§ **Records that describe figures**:
#####
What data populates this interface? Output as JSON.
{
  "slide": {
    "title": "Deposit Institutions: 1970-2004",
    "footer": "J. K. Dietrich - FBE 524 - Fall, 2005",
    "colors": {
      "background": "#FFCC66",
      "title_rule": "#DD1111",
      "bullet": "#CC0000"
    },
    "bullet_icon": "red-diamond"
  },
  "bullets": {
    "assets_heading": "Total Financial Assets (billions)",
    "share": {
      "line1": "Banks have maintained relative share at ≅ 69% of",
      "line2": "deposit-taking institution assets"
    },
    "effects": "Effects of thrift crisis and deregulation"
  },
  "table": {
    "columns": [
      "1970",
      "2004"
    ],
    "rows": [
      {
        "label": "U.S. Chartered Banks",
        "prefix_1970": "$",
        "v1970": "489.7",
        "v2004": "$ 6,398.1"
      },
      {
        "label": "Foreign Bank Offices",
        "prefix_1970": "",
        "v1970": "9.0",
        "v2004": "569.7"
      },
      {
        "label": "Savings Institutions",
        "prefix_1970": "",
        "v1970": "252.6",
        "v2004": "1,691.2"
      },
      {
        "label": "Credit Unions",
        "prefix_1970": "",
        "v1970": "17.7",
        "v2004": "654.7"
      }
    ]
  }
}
#####
§ **Exercise directions**: Using the data above, return each line exactly as written.

§ **Result below**:
What data populates this interface? Output as JSON.
{
  "slide": {
    "title": "Deposit Institutions: 1970-2004",
    "footer": "J. K. Dietrich - FBE 524 - Fall, 2005",
    "colors": {
      "background": "#FFCC66",
      "title_rule": "#DD1111",
      "bullet": "#CC0000"
    },
    "bullet_icon": "red-diamond"
  },
  "bullets": {
    "assets_heading": "Total Financial Assets (billions)",
    "share": {
      "line1": "Banks have maintained relative share at ≅ 69% of",
      "line2": "deposit-taking institution assets"
    },
    "effects": "Effects of thrift crisis and deregulation"
  },
  "table": {
    "columns": [
      "1970",
      "2004"
    ],
    "rows": [
      {
        "label": "U.S. Chartered Banks",
        "prefix_1970": "$",
        "v1970": "489.7",
        "v2004": "$ 6,398.1"
      },
      {
        "label": "Foreign Bank Offices",
        "prefix_1970": "",
        "v1970": "9.0",
        "v2004": "569.7"
      },
      {
        "label": "Savings Institutions",
        "prefix_1970": "",
        "v1970": "252.6",
        "v2004": "1,691.2"
      },
      {
        "label": "Credit Unions",
        "prefix_1970": "",
        "v1970": "17.7",
        "v2004": "654.7"
      }
    ]
  }
}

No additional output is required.